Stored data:

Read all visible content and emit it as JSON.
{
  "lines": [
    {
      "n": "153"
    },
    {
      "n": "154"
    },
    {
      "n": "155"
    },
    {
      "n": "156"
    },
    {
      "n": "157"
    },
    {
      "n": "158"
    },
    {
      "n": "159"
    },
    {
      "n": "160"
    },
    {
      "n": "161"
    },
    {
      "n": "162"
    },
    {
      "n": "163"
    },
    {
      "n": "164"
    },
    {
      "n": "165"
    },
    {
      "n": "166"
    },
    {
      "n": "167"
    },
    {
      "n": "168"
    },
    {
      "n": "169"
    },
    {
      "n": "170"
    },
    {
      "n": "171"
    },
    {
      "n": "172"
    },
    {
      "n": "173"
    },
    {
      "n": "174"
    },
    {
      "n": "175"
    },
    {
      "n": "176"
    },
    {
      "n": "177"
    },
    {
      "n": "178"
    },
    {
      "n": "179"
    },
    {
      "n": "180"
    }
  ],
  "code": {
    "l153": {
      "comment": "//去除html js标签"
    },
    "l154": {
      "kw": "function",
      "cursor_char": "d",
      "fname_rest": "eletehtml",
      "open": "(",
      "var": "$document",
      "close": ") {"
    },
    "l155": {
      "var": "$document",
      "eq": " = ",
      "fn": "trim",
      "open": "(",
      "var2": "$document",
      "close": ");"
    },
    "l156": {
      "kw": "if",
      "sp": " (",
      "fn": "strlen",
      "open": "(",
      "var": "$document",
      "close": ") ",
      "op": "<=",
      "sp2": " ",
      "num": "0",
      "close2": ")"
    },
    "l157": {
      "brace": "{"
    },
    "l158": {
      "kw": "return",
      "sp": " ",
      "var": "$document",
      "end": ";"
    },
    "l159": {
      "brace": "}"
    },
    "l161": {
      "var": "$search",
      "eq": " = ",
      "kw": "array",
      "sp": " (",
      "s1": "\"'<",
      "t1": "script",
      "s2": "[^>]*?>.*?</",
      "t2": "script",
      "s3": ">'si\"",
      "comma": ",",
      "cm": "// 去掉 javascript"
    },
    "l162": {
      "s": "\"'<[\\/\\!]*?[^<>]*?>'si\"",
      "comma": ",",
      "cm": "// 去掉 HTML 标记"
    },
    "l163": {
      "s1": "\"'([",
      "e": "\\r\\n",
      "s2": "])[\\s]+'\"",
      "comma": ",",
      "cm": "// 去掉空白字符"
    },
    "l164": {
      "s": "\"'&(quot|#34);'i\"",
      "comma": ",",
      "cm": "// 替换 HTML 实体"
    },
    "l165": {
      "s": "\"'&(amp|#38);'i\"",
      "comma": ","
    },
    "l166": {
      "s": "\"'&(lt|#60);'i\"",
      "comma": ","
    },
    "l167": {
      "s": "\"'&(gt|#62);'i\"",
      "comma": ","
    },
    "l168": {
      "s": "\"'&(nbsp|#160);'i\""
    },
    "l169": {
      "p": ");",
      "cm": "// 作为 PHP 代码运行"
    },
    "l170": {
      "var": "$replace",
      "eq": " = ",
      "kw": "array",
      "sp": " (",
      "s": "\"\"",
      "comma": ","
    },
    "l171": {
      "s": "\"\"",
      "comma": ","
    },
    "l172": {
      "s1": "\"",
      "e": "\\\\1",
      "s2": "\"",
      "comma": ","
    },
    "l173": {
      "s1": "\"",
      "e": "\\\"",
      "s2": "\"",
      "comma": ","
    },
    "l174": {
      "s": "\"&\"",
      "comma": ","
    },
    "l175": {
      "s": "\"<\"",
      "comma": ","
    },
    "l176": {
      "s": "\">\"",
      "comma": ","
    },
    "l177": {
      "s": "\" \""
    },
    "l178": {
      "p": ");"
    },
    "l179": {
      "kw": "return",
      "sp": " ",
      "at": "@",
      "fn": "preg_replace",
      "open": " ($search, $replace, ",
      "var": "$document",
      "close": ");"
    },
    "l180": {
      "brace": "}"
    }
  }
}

→ What to do: Your task is to repeat every line exactly.

→ Exercise response:
Read all visible content and emit it as JSON.
{
  "lines": [
    {
      "n": "153"
    },
    {
      "n": "154"
    },
    {
      "n": "155"
    },
    {
      "n": "156"
    },
    {
      "n": "157"
    },
    {
      "n": "158"
    },
    {
      "n": "159"
    },
    {
      "n": "160"
    },
    {
      "n": "161"
    },
    {
      "n": "162"
    },
    {
      "n": "163"
    },
    {
      "n": "164"
    },
    {
      "n": "165"
    },
    {
      "n": "166"
    },
    {
      "n": "167"
    },
    {
      "n": "168"
    },
    {
      "n": "169"
    },
    {
      "n": "170"
    },
    {
      "n": "171"
    },
    {
      "n": "172"
    },
    {
      "n": "173"
    },
    {
      "n": "174"
    },
    {
      "n": "175"
    },
    {
      "n": "176"
    },
    {
      "n": "177"
    },
    {
      "n": "178"
    },
    {
      "n": "179"
    },
    {
      "n": "180"
    }
  ],
  "code": {
    "l153": {
      "comment": "//去除html js标签"
    },
    "l154": {
      "kw": "function",
      "cursor_char": "d",
      "fname_rest": "eletehtml",
      "open": "(",
      "var": "$document",
      "close": ") {"
    },
    "l155": {
      "var": "$document",
      "eq": " = ",
      "fn": "trim",
      "open": "(",
      "var2": "$document",
      "close": ");"
    },
    "l156": {
      "kw": "if",
      "sp": " (",
      "fn": "strlen",
      "open": "(",
      "var": "$document",
      "close": ") ",
      "op": "<=",
      "sp2": " ",
      "num": "0",
      "close2": ")"
    },
    "l157": {
      "brace": "{"
    },
    "l158": {
      "kw": "return",
      "sp": " ",
      "var": "$document",
      "end": ";"
    },
    "l159": {
      "brace": "}"
    },
    "l161": {
      "var": "$search",
      "eq": " = ",
      "kw": "array",
      "sp": " (",
      "s1": "\"'<",
      "t1": "script",
      "s2": "[^>]*?>.*?</",
      "t2": "script",
      "s3": ">'si\"",
      "comma": ",",
      "cm": "// 去掉 javascript"
    },
    "l162": {
      "s": "\"'<[\\/\\!]*?[^<>]*?>'si\"",
      "comma": ",",
      "cm": "// 去掉 HTML 标记"
    },
    "l163": {
      "s1": "\"'([",
      "e": "\\r\\n",
      "s2": "])[\\s]+'\"",
      "comma": ",",
      "cm": "// 去掉空白字符"
    },
    "l164": {
      "s": "\"'&(quot|#34);'i\"",
      "comma": ",",
      "cm": "// 替换 HTML 实体"
    },
    "l165": {
      "s": "\"'&(amp|#38);'i\"",
      "comma": ","
    },
    "l166": {
      "s": "\"'&(lt|#60);'i\"",
      "comma": ","
    },
    "l167": {
      "s": "\"'&(gt|#62);'i\"",
      "comma": ","
    },
    "l168": {
      "s": "\"'&(nbsp|#160);'i\""
    },
    "l169": {
      "p": ");",
      "cm": "// 作为 PHP 代码运行"
    },
    "l170": {
      "var": "$replace",
      "eq": " = ",
      "kw": "array",
      "sp": " (",
      "s": "\"\"",
      "comma": ","
    },
    "l171": {
      "s": "\"\"",
      "comma": ","
    },
    "l172": {
      "s1": "\"",
      "e": "\\\\1",
      "s2": "\"",
      "comma": ","
    },
    "l173": {
      "s1": "\"",
      "e": "\\\"",
      "s2": "\"",
      "comma": ","
    },
    "l174": {
      "s": "\"&\"",
      "comma": ","
    },
    "l175": {
      "s": "\"<\"",
      "comma": ","
    },
    "l176": {
      "s": "\">\"",
      "comma": ","
    },
    "l177": {
      "s": "\" \""
    },
    "l178": {
      "p": ");"
    },
    "l179": {
      "kw": "return",
      "sp": " ",
      "at": "@",
      "fn": "preg_replace",
      "open": " ($search, $replace, ",
      "var": "$document",
      "close": ");"
    },
    "l180": {
      "brace": "}"
    }
  }
}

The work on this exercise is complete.